* Direction:
Reproduce the records below exactly as they appear.

* Input material:
────────────────────

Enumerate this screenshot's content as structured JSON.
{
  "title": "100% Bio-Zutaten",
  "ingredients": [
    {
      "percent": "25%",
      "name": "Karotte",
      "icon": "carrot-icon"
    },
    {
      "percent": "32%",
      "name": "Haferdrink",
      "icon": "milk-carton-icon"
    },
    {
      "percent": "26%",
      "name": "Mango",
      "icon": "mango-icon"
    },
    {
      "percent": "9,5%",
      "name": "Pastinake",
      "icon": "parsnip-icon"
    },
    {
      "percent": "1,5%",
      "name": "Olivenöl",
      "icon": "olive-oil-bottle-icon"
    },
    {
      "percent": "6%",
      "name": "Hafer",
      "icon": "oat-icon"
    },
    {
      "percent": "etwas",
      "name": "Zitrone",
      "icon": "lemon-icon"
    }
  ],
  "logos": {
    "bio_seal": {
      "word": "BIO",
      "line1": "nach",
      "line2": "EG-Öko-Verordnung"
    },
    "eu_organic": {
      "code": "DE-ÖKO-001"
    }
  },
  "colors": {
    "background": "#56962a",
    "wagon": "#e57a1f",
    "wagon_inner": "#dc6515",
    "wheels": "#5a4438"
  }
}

────────────────────

* In response:
Enumerate this screenshot's content as structured JSON.
{
  "title": "100% Bio-Zutaten",
  "ingredients": [
    {
      "percent": "25%",
      "name": "Karotte",
      "icon": "carrot-icon"
    },
    {
      "percent": "32%",
      "name": "Haferdrink",
      "icon": "milk-carton-icon"
    },
    {
      "percent": "26%",
      "name": "Mango",
      "icon": "mango-icon"
    },
    {
      "percent": "9,5%",
      "name": "Pastinake",
      "icon": "parsnip-icon"
    },
    {
      "percent": "1,5%",
      "name": "Olivenöl",
      "icon": "olive-oil-bottle-icon"
    },
    {
      "percent": "6%",
      "name": "Hafer",
      "icon": "oat-icon"
    },
    {
      "percent": "etwas",
      "name": "Zitrone",
      "icon": "lemon-icon"
    }
  ],
  "logos": {
    "bio_seal": {
      "word": "BIO",
      "line1": "nach",
      "line2": "EG-Öko-Verordnung"
    },
    "eu_organic": {
      "code": "DE-ÖKO-001"
    }
  },
  "colors": {
    "background": "#56962a",
    "wagon": "#e57a1f",
    "wagon_inner": "#dc6515",
    "wheels": "#5a4438"
  }
}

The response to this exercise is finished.